[Dataset entries]
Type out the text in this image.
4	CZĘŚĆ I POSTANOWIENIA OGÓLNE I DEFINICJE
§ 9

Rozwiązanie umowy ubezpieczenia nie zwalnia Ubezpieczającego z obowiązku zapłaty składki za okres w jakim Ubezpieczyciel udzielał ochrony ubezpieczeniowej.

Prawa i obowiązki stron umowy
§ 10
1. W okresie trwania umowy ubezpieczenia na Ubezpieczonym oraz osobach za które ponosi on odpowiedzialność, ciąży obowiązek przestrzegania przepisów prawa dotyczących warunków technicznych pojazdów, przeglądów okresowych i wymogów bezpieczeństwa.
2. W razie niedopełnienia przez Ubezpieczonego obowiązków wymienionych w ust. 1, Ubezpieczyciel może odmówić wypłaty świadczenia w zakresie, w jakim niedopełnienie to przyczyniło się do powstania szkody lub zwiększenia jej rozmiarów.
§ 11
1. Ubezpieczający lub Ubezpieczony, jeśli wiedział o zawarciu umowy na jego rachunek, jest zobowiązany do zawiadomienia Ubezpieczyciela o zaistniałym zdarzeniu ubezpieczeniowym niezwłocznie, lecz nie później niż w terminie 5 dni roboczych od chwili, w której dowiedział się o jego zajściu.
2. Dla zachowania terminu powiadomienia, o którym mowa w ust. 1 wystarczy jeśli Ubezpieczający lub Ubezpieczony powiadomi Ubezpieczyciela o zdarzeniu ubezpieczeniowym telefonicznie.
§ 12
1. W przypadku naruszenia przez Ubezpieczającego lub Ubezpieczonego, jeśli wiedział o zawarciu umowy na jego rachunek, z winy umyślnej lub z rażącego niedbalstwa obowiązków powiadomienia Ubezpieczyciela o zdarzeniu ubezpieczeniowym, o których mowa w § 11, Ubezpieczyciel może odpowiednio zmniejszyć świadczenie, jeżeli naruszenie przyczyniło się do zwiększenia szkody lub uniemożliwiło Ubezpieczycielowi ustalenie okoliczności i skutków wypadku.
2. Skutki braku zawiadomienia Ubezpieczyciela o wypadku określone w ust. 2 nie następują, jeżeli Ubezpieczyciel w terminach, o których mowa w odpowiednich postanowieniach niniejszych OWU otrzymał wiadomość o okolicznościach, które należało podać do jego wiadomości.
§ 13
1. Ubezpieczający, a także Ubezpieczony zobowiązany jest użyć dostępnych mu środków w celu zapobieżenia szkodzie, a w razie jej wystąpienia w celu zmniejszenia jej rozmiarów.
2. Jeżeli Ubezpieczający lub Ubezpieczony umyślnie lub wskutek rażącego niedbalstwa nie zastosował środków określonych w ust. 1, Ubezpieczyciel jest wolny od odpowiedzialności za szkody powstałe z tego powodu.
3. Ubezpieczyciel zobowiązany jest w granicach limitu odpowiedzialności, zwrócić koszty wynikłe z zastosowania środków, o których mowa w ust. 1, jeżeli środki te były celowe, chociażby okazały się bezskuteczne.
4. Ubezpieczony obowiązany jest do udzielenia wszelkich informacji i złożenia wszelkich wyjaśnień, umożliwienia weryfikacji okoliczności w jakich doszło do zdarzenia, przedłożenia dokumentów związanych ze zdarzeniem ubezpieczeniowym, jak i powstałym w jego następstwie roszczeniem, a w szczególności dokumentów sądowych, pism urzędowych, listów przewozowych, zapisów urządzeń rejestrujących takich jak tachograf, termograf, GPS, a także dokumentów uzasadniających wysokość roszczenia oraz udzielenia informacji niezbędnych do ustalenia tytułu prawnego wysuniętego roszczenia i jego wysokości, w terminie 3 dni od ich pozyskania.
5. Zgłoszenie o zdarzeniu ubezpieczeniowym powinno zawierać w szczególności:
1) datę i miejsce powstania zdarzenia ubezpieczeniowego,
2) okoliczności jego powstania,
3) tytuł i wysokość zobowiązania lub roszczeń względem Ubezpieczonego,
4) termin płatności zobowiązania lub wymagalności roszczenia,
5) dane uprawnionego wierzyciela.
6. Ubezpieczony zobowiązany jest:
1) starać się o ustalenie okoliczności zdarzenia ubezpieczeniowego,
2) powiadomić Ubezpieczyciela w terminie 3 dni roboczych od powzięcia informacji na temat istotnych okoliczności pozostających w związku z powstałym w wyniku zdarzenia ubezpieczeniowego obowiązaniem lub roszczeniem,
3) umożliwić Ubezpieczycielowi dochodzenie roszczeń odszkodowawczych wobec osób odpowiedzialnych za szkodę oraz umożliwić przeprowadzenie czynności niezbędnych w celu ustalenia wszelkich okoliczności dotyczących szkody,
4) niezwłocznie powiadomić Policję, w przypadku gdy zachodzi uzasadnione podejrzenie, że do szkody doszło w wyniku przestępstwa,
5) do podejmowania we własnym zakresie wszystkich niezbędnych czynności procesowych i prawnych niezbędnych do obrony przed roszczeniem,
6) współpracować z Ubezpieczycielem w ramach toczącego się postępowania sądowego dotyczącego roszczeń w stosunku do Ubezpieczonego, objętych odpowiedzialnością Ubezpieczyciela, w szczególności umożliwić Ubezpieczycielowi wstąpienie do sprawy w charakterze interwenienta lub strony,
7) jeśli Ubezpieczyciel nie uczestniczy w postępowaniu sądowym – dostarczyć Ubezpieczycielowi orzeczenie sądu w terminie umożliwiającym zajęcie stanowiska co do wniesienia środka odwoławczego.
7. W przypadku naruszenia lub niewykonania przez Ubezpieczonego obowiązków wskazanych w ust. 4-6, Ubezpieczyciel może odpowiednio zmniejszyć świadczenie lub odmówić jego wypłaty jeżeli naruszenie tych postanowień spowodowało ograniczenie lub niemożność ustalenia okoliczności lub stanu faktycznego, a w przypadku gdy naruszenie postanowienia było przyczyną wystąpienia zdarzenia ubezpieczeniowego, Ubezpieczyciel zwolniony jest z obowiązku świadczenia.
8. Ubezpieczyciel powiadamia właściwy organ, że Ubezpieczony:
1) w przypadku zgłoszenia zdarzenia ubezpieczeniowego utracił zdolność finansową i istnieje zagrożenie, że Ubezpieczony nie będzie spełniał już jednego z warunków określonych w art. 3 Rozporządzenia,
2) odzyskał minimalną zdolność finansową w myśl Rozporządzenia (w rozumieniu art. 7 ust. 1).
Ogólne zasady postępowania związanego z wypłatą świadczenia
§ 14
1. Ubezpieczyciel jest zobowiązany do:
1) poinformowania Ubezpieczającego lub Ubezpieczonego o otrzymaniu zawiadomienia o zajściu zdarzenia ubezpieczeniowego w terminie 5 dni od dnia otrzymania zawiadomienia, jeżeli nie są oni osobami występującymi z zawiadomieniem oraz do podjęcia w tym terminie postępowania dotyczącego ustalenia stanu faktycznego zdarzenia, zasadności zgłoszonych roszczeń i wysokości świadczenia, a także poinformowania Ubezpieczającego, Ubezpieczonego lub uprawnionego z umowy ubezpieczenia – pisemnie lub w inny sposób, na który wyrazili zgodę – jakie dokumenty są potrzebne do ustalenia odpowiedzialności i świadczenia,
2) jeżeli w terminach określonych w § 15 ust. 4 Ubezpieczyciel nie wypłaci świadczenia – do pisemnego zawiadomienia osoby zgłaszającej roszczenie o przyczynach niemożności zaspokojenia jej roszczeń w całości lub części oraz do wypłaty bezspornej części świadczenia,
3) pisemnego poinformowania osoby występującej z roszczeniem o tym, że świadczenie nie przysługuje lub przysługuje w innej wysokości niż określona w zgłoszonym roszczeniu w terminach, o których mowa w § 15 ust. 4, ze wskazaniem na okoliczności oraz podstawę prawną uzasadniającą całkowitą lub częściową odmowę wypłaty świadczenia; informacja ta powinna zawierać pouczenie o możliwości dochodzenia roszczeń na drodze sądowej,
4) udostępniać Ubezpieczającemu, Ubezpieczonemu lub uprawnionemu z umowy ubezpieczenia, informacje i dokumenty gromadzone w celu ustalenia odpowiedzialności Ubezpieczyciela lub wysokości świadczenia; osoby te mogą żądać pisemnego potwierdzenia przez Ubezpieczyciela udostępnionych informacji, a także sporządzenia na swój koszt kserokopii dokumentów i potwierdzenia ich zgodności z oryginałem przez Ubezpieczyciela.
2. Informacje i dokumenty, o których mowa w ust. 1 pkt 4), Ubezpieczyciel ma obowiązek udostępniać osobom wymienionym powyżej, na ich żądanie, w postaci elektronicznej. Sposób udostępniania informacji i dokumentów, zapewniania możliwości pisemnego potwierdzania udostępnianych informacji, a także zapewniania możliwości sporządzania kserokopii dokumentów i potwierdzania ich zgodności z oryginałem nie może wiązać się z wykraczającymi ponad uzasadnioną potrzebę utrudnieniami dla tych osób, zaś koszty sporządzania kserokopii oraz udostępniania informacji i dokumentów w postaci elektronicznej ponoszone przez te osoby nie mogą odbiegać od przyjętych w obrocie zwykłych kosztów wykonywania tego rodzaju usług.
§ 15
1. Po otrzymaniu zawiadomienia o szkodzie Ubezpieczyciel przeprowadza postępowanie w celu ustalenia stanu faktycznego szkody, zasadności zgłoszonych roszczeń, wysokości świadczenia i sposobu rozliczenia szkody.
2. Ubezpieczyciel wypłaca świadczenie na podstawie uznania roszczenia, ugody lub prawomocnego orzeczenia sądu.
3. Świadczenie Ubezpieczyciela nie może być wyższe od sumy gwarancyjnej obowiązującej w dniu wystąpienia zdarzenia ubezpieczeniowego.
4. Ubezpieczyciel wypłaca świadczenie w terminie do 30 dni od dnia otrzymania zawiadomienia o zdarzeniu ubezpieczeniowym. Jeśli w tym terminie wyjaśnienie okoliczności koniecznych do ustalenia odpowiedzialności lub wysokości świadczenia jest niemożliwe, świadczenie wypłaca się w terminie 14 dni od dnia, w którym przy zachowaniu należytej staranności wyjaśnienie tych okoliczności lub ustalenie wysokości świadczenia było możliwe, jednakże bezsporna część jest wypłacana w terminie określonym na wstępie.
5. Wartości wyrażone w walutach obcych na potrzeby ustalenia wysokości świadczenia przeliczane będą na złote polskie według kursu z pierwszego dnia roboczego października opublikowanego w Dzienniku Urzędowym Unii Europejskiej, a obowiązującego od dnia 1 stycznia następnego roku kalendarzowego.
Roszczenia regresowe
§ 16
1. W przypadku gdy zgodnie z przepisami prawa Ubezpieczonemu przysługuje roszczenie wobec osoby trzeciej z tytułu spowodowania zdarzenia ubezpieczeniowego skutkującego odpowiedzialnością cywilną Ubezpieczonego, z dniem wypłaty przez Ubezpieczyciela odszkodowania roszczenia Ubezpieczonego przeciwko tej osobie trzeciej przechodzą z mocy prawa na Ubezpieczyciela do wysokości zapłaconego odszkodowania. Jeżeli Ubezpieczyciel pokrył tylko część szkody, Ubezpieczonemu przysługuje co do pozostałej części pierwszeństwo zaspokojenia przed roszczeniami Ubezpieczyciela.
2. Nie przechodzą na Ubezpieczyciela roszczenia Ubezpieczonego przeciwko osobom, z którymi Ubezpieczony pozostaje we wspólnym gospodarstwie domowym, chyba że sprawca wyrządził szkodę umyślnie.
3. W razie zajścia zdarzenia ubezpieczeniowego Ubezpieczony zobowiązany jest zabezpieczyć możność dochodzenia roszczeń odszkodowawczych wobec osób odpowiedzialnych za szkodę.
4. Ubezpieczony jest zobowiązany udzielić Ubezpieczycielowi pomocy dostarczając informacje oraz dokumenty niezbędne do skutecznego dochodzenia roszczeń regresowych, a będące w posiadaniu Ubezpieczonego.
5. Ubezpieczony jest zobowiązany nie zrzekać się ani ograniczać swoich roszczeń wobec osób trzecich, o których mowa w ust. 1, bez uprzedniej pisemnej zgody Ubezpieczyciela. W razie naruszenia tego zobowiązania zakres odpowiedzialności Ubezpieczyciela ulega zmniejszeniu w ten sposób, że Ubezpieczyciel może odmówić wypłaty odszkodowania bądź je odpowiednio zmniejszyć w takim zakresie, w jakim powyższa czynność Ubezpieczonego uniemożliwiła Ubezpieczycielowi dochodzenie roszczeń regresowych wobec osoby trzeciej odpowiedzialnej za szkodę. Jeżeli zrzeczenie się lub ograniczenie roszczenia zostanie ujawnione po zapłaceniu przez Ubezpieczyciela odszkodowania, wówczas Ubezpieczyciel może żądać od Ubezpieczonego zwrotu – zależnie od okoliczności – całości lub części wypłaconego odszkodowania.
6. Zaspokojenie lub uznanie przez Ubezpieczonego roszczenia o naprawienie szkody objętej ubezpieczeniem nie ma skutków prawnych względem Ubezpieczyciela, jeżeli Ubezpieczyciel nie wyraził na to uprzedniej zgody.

■ Exercise directions: State the count of lines above containing the string "finansową", and add nothing to it.

■ Finished task: 2